Dataset listings of figures
==============================
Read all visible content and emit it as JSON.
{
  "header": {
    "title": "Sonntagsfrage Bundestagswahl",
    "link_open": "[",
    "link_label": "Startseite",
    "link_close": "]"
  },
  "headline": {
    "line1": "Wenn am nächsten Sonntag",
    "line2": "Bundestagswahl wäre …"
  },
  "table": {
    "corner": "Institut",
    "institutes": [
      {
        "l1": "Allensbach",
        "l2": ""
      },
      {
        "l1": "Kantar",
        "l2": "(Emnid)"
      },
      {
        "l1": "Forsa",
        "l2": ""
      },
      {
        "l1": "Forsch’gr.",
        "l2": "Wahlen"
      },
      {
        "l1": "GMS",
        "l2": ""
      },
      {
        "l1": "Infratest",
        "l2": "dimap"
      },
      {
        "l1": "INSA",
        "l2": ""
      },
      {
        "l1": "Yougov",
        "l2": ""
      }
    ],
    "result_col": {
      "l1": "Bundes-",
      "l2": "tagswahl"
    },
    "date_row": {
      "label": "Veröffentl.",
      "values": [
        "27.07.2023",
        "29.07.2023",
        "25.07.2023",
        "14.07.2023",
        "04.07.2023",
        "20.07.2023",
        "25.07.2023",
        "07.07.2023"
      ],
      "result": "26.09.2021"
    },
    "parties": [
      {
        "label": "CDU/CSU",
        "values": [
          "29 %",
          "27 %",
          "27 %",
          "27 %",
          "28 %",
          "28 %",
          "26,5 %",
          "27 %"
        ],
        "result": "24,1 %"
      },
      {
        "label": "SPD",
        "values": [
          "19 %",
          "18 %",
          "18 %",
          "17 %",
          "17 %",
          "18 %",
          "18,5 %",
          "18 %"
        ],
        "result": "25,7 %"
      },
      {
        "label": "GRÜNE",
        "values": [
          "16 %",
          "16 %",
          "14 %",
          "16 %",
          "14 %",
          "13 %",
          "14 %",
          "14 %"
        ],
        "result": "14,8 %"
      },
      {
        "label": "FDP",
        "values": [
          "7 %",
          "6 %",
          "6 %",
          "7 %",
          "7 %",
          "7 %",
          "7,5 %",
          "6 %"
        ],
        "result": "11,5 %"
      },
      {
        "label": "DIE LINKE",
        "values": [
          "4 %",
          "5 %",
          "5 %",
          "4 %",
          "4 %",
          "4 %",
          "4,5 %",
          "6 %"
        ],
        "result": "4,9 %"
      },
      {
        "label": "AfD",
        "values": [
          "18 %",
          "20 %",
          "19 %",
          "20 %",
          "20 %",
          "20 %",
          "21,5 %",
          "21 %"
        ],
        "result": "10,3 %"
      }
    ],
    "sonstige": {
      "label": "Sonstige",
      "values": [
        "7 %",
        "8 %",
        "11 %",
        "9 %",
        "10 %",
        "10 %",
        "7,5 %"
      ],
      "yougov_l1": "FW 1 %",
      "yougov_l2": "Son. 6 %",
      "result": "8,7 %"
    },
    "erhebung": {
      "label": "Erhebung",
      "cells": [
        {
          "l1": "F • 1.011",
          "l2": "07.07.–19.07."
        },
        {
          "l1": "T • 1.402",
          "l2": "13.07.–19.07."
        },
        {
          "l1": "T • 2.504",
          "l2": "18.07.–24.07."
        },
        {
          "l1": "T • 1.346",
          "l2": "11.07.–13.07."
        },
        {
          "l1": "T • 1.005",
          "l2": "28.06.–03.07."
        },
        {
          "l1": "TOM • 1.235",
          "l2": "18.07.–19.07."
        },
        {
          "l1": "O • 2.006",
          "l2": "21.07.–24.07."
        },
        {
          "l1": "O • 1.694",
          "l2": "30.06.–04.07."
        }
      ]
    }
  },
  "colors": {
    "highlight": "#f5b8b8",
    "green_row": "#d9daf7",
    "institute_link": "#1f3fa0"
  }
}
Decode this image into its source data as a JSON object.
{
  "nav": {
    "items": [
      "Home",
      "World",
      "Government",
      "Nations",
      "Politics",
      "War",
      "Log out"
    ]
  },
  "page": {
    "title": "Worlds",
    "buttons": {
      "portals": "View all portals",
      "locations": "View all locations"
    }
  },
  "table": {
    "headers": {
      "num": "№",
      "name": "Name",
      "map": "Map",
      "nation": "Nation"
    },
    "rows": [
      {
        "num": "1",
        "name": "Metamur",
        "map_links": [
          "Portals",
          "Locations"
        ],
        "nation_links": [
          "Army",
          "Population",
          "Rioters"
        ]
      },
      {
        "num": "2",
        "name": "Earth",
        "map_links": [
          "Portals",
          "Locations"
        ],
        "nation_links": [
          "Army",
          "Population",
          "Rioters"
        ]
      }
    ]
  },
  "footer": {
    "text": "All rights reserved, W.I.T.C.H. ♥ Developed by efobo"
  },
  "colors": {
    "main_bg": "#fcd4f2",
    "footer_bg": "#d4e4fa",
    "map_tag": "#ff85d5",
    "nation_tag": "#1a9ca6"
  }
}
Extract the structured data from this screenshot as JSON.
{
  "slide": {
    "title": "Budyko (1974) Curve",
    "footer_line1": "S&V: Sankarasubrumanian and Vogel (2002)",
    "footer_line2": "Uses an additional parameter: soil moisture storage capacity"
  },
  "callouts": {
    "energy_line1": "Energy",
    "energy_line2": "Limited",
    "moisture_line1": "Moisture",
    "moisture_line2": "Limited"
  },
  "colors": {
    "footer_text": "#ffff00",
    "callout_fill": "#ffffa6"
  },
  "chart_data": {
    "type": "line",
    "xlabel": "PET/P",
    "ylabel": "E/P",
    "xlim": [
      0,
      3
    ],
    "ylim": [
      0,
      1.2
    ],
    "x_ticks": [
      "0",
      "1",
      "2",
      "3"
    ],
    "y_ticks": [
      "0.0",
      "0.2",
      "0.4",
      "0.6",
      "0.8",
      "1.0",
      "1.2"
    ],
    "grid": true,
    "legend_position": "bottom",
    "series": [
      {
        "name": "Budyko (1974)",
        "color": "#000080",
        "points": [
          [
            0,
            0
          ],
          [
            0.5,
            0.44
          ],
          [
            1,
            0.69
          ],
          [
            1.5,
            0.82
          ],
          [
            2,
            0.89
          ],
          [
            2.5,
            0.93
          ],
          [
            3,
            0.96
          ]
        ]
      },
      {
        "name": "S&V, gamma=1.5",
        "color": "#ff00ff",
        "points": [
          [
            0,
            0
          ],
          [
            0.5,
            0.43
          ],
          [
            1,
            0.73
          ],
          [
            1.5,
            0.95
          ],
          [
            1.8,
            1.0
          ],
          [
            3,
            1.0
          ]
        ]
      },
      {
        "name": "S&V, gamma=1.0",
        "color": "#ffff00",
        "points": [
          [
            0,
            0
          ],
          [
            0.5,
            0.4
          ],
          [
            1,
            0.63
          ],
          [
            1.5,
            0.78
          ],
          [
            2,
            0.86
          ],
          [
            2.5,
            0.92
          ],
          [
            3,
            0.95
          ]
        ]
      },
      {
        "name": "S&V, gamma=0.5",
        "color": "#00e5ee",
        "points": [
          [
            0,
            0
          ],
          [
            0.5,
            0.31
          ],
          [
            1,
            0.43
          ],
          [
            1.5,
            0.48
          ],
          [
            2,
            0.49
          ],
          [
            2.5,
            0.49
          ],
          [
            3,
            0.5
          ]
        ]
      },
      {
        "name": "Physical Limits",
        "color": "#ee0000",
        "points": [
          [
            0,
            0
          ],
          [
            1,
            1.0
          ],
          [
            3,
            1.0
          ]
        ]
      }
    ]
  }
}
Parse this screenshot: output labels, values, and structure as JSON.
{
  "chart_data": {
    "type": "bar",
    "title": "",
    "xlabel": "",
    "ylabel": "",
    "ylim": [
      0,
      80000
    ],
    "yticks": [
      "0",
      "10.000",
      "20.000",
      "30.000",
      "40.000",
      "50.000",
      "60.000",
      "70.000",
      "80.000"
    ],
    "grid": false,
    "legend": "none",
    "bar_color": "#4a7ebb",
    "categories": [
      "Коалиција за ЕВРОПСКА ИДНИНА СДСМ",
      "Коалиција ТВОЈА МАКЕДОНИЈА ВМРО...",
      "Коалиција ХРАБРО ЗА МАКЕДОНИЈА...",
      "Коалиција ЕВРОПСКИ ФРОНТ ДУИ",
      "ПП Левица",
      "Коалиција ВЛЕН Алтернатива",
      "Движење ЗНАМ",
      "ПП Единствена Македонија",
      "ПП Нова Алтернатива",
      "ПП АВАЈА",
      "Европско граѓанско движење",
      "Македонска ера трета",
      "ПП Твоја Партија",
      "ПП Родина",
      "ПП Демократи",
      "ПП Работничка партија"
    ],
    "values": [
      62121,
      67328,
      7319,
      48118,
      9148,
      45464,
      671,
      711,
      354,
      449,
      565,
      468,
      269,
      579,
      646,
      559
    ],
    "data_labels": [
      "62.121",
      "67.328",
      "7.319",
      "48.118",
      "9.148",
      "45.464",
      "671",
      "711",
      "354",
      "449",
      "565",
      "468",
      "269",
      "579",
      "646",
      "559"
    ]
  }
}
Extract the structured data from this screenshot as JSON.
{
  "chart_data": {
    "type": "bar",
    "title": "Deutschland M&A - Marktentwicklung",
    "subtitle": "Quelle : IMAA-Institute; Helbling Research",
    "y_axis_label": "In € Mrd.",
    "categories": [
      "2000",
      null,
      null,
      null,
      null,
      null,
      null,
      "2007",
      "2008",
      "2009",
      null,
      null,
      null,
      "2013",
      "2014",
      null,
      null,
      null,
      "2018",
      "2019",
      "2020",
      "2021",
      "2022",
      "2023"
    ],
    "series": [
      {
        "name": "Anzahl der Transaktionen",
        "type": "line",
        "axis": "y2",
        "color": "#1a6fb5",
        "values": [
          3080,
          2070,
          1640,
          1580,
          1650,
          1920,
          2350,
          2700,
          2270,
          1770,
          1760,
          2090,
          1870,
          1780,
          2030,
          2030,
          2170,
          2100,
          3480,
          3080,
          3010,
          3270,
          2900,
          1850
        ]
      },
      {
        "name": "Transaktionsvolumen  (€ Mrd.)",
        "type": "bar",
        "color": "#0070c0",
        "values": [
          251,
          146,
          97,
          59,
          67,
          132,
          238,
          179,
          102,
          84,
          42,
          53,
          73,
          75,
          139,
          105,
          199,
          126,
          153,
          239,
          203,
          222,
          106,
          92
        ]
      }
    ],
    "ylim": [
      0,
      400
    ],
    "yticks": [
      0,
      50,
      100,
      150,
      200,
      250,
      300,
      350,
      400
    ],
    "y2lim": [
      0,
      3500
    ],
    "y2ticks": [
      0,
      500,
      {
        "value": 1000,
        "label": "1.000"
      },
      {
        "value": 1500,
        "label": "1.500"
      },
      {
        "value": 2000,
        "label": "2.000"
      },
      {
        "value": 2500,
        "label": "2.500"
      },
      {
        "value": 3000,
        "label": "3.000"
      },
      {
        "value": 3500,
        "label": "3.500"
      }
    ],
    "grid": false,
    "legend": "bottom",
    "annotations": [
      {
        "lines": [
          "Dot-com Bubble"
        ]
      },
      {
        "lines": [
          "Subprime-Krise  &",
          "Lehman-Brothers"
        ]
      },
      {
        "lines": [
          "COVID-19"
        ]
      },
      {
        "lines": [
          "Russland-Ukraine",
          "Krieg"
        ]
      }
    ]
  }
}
==============================
Return every line containing "bottom".

    "legend_position": "bottom",
    "legend": "bottom",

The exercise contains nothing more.